* [DATA SECTION]:

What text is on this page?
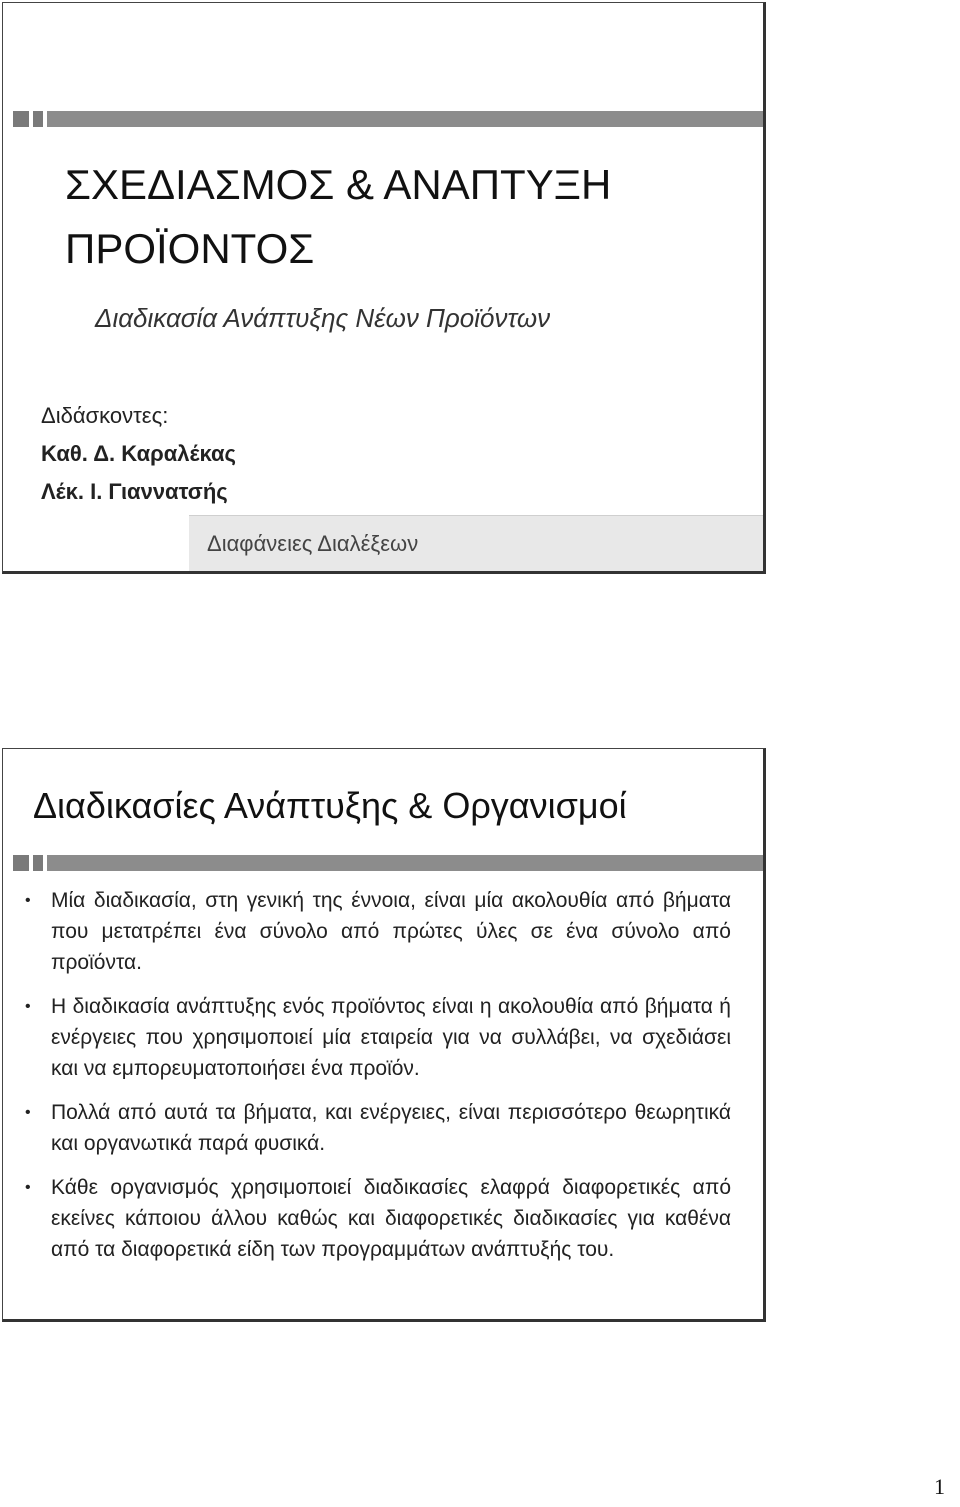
ΣΧΕΔΙΑΣΜΟΣ & ΑΝΑΠΤΥΞΗ
ΠΡΟΪΟΝΤΟΣ

Διαδικασία Ανάπτυξης Νέων Προϊόντων

Διδάσκοντες:
Καθ. Δ. Καραλέκας
Λέκ. Ι. Γιαννατσής
Διαφάνειες Διαλέξεων
Διαδικασίες Ανάπτυξης & Οργανισμοί
• Μία διαδικασία, στη γενική της έννοια, είναι μία ακολουθία από βήματα που μετατρέπει ένα σύνολο από πρώτες ύλες σε ένα σύνολο από προϊόντα.
• Η διαδικασία ανάπτυξης ενός προϊόντος είναι η ακολουθία από βήματα ή ενέργειες που χρησιμοποιεί μία εταιρεία για να συλλάβει, να σχεδιάσει και να εμπορευματοποιήσει ένα προϊόν.
• Πολλά από αυτά τα βήματα, και ενέργειες, είναι περισσότερο θεωρητικά και οργανωτικά παρά φυσικά.
• Κάθε οργανισμός χρησιμοποιεί διαδικασίες ελαφρά διαφορετικές από εκείνες κάποιου άλλου καθώς και διαφορετικές διαδικασίες για καθένα από τα διαφορετικά είδη των προγραμμάτων ανάπτυξής του.
1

* [TASK GOAL]:
Give the entries again word for word, but skip the pictures.

* [WRITTEN RESPONSE]:
What text is on this page?
ΣΧΕΔΙΑΣΜΟΣ & ΑΝΑΠΤΥΞΗ
ΠΡΟΪΟΝΤΟΣ

Διαδικασία Ανάπτυξης Νέων Προϊόντων

Διδάσκοντες:
Καθ. Δ. Καραλέκας
Λέκ. Ι. Γιαννατσής
Διαφάνειες Διαλέξεων
Διαδικασίες Ανάπτυξης & Οργανισμοί
• Μία διαδικασία, στη γενική της έννοια, είναι μία ακολουθία από βήματα που μετατρέπει ένα σύνολο από πρώτες ύλες σε ένα σύνολο από προϊόντα.
• Η διαδικασία ανάπτυξης ενός προϊόντος είναι η ακολουθία από βήματα ή ενέργειες που χρησιμοποιεί μία εταιρεία για να συλλάβει, να σχεδιάσει και να εμπορευματοποιήσει ένα προϊόν.
• Πολλά από αυτά τα βήματα, και ενέργειες, είναι περισσότερο θεωρητικά και οργανωτικά παρά φυσικά.
• Κάθε οργανισμός χρησιμοποιεί διαδικασίες ελαφρά διαφορετικές από εκείνες κάποιου άλλου καθώς και διαφορετικές διαδικασίες για καθένα από τα διαφορετικά είδη των προγραμμάτων ανάπτυξής του.
1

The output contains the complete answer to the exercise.